** begin **
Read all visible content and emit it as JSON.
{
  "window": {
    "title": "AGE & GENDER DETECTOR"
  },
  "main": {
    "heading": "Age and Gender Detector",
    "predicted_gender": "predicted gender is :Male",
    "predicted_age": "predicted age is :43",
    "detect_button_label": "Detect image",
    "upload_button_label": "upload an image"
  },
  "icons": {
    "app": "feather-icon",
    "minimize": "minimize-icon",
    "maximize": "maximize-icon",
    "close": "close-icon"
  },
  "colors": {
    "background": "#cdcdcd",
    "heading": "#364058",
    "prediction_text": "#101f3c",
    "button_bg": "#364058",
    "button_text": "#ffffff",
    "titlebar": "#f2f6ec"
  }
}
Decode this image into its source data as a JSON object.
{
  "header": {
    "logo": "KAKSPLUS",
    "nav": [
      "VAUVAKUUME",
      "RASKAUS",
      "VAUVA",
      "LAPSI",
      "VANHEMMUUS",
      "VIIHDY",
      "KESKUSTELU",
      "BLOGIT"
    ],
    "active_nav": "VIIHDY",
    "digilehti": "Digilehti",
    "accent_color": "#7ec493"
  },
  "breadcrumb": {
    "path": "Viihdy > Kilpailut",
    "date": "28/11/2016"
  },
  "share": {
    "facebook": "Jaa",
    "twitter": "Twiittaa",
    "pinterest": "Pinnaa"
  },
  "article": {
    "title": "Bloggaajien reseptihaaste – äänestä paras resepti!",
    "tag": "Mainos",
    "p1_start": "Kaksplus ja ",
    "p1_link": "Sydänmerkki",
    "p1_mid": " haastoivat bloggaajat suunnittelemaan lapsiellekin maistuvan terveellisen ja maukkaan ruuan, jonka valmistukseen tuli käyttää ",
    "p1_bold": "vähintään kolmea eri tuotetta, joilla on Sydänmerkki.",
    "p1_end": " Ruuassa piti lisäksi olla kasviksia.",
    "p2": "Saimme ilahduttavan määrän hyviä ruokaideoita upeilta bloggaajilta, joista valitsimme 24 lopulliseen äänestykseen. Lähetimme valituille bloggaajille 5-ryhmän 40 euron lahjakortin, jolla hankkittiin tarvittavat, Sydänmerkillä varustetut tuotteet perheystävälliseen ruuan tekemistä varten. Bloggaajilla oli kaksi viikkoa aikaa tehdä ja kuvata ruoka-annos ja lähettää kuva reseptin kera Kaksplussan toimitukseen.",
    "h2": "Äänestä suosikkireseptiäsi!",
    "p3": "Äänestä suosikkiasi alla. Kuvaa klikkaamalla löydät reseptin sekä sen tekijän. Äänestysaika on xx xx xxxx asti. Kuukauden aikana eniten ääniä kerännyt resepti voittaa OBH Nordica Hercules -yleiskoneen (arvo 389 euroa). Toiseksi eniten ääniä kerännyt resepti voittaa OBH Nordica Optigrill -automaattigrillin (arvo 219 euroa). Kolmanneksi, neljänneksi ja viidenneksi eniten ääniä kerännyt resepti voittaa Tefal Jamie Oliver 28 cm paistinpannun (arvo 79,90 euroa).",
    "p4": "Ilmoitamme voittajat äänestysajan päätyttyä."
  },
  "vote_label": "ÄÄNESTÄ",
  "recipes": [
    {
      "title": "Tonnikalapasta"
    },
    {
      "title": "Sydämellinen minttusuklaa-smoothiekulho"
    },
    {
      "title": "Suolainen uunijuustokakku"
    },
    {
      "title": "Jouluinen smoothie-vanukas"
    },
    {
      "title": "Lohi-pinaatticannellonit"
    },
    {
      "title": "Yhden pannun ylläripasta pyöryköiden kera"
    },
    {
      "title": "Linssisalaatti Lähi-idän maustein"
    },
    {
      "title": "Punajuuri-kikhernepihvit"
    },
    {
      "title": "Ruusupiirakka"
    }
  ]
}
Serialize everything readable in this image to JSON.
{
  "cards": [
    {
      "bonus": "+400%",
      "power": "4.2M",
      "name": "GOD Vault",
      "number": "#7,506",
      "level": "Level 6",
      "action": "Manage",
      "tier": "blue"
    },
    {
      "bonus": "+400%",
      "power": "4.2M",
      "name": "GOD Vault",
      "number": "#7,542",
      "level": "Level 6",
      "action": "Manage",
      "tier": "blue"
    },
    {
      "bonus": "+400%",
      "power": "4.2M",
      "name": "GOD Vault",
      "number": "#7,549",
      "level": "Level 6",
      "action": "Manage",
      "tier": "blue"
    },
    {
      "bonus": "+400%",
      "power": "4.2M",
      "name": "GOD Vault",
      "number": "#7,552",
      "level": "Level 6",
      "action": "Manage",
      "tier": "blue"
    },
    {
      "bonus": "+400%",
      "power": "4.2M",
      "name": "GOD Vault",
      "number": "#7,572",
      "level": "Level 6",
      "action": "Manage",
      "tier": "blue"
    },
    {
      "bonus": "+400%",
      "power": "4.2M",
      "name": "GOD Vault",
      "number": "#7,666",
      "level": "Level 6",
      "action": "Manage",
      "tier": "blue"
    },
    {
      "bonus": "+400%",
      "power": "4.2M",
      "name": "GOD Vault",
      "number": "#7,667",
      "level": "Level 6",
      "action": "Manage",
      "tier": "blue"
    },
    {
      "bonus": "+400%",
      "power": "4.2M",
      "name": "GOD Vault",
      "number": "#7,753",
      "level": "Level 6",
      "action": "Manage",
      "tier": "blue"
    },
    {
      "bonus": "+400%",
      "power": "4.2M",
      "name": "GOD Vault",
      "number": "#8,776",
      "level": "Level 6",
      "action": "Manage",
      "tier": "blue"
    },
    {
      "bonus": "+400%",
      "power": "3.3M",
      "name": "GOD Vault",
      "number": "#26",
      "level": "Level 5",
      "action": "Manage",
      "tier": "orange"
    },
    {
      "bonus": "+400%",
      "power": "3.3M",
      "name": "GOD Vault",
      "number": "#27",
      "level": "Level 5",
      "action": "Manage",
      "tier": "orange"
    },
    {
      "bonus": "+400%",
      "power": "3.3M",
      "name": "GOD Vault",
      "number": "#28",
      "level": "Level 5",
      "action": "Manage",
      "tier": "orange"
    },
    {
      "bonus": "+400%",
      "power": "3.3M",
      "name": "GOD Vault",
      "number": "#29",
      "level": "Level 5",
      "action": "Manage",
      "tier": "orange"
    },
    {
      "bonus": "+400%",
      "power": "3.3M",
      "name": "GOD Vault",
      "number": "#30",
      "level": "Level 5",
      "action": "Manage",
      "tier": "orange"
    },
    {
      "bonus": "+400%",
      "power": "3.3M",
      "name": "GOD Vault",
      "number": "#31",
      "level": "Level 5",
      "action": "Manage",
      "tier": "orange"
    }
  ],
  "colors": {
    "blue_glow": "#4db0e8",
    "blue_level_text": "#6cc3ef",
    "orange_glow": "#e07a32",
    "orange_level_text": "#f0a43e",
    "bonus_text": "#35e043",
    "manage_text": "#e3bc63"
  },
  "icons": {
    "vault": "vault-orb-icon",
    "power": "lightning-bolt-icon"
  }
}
** end **
- _Written instruction_: Return the material in full, exactly as shown.

- _Full solution_:
Read all visible content and emit it as JSON.
{
  "window": {
    "title": "AGE & GENDER DETECTOR"
  },
  "main": {
    "heading": "Age and Gender Detector",
    "predicted_gender": "predicted gender is :Male",
    "predicted_age": "predicted age is :43",
    "detect_button_label": "Detect image",
    "upload_button_label": "upload an image"
  },
  "icons": {
    "app": "feather-icon",
    "minimize": "minimize-icon",
    "maximize": "maximize-icon",
    "close": "close-icon"
  },
  "colors": {
    "background": "#cdcdcd",
    "heading": "#364058",
    "prediction_text": "#101f3c",
    "button_bg": "#364058",
    "button_text": "#ffffff",
    "titlebar": "#f2f6ec"
  }
}
Decode this image into its source data as a JSON object.
{
  "header": {
    "logo": "KAKSPLUS",
    "nav": [
      "VAUVAKUUME",
      "RASKAUS",
      "VAUVA",
      "LAPSI",
      "VANHEMMUUS",
      "VIIHDY",
      "KESKUSTELU",
      "BLOGIT"
    ],
    "active_nav": "VIIHDY",
    "digilehti": "Digilehti",
    "accent_color": "#7ec493"
  },
  "breadcrumb": {
    "path": "Viihdy > Kilpailut",
    "date": "28/11/2016"
  },
  "share": {
    "facebook": "Jaa",
    "twitter": "Twiittaa",
    "pinterest": "Pinnaa"
  },
  "article": {
    "title": "Bloggaajien reseptihaaste – äänestä paras resepti!",
    "tag": "Mainos",
    "p1_start": "Kaksplus ja ",
    "p1_link": "Sydänmerkki",
    "p1_mid": " haastoivat bloggaajat suunnittelemaan lapsiellekin maistuvan terveellisen ja maukkaan ruuan, jonka valmistukseen tuli käyttää ",
    "p1_bold": "vähintään kolmea eri tuotetta, joilla on Sydänmerkki.",
    "p1_end": " Ruuassa piti lisäksi olla kasviksia.",
    "p2": "Saimme ilahduttavan määrän hyviä ruokaideoita upeilta bloggaajilta, joista valitsimme 24 lopulliseen äänestykseen. Lähetimme valituille bloggaajille 5-ryhmän 40 euron lahjakortin, jolla hankkittiin tarvittavat, Sydänmerkillä varustetut tuotteet perheystävälliseen ruuan tekemistä varten. Bloggaajilla oli kaksi viikkoa aikaa tehdä ja kuvata ruoka-annos ja lähettää kuva reseptin kera Kaksplussan toimitukseen.",
    "h2": "Äänestä suosikkireseptiäsi!",
    "p3": "Äänestä suosikkiasi alla. Kuvaa klikkaamalla löydät reseptin sekä sen tekijän. Äänestysaika on xx xx xxxx asti. Kuukauden aikana eniten ääniä kerännyt resepti voittaa OBH Nordica Hercules -yleiskoneen (arvo 389 euroa). Toiseksi eniten ääniä kerännyt resepti voittaa OBH Nordica Optigrill -automaattigrillin (arvo 219 euroa). Kolmanneksi, neljänneksi ja viidenneksi eniten ääniä kerännyt resepti voittaa Tefal Jamie Oliver 28 cm paistinpannun (arvo 79,90 euroa).",
    "p4": "Ilmoitamme voittajat äänestysajan päätyttyä."
  },
  "vote_label": "ÄÄNESTÄ",
  "recipes": [
    {
      "title": "Tonnikalapasta"
    },
    {
      "title": "Sydämellinen minttusuklaa-smoothiekulho"
    },
    {
      "title": "Suolainen uunijuustokakku"
    },
    {
      "title": "Jouluinen smoothie-vanukas"
    },
    {
      "title": "Lohi-pinaatticannellonit"
    },
    {
      "title": "Yhden pannun ylläripasta pyöryköiden kera"
    },
    {
      "title": "Linssisalaatti Lähi-idän maustein"
    },
    {
      "title": "Punajuuri-kikhernepihvit"
    },
    {
      "title": "Ruusupiirakka"
    }
  ]
}
Serialize everything readable in this image to JSON.
{
  "cards": [
    {
      "bonus": "+400%",
      "power": "4.2M",
      "name": "GOD Vault",
      "number": "#7,506",
      "level": "Level 6",
      "action": "Manage",
      "tier": "blue"
    },
    {
      "bonus": "+400%",
      "power": "4.2M",
      "name": "GOD Vault",
      "number": "#7,542",
      "level": "Level 6",
      "action": "Manage",
      "tier": "blue"
    },
    {
      "bonus": "+400%",
      "power": "4.2M",
      "name": "GOD Vault",
      "number": "#7,549",
      "level": "Level 6",
      "action": "Manage",
      "tier": "blue"
    },
    {
      "bonus": "+400%",
      "power": "4.2M",
      "name": "GOD Vault",
      "number": "#7,552",
      "level": "Level 6",
      "action": "Manage",
      "tier": "blue"
    },
    {
      "bonus": "+400%",
      "power": "4.2M",
      "name": "GOD Vault",
      "number": "#7,572",
      "level": "Level 6",
      "action": "Manage",
      "tier": "blue"
    },
    {
      "bonus": "+400%",
      "power": "4.2M",
      "name": "GOD Vault",
      "number": "#7,666",
      "level": "Level 6",
      "action": "Manage",
      "tier": "blue"
    },
    {
      "bonus": "+400%",
      "power": "4.2M",
      "name": "GOD Vault",
      "number": "#7,667",
      "level": "Level 6",
      "action": "Manage",
      "tier": "blue"
    },
    {
      "bonus": "+400%",
      "power": "4.2M",
      "name": "GOD Vault",
      "number": "#7,753",
      "level": "Level 6",
      "action": "Manage",
      "tier": "blue"
    },
    {
      "bonus": "+400%",
      "power": "4.2M",
      "name": "GOD Vault",
      "number": "#8,776",
      "level": "Level 6",
      "action": "Manage",
      "tier": "blue"
    },
    {
      "bonus": "+400%",
      "power": "3.3M",
      "name": "GOD Vault",
      "number": "#26",
      "level": "Level 5",
      "action": "Manage",
      "tier": "orange"
    },
    {
      "bonus": "+400%",
      "power": "3.3M",
      "name": "GOD Vault",
      "number": "#27",
      "level": "Level 5",
      "action": "Manage",
      "tier": "orange"
    },
    {
      "bonus": "+400%",
      "power": "3.3M",
      "name": "GOD Vault",
      "number": "#28",
      "level": "Level 5",
      "action": "Manage",
      "tier": "orange"
    },
    {
      "bonus": "+400%",
      "power": "3.3M",
      "name": "GOD Vault",
      "number": "#29",
      "level": "Level 5",
      "action": "Manage",
      "tier": "orange"
    },
    {
      "bonus": "+400%",
      "power": "3.3M",
      "name": "GOD Vault",
      "number": "#30",
      "level": "Level 5",
      "action": "Manage",
      "tier": "orange"
    },
    {
      "bonus": "+400%",
      "power": "3.3M",
      "name": "GOD Vault",
      "number": "#31",
      "level": "Level 5",
      "action": "Manage",
      "tier": "orange"
    }
  ],
  "colors": {
    "blue_glow": "#4db0e8",
    "blue_level_text": "#6cc3ef",
    "orange_glow": "#e07a32",
    "orange_level_text": "#f0a43e",
    "bonus_text": "#35e043",
    "manage_text": "#e3bc63"
  },
  "icons": {
    "vault": "vault-orb-icon",
    "power": "lightning-bolt-icon"
  }
}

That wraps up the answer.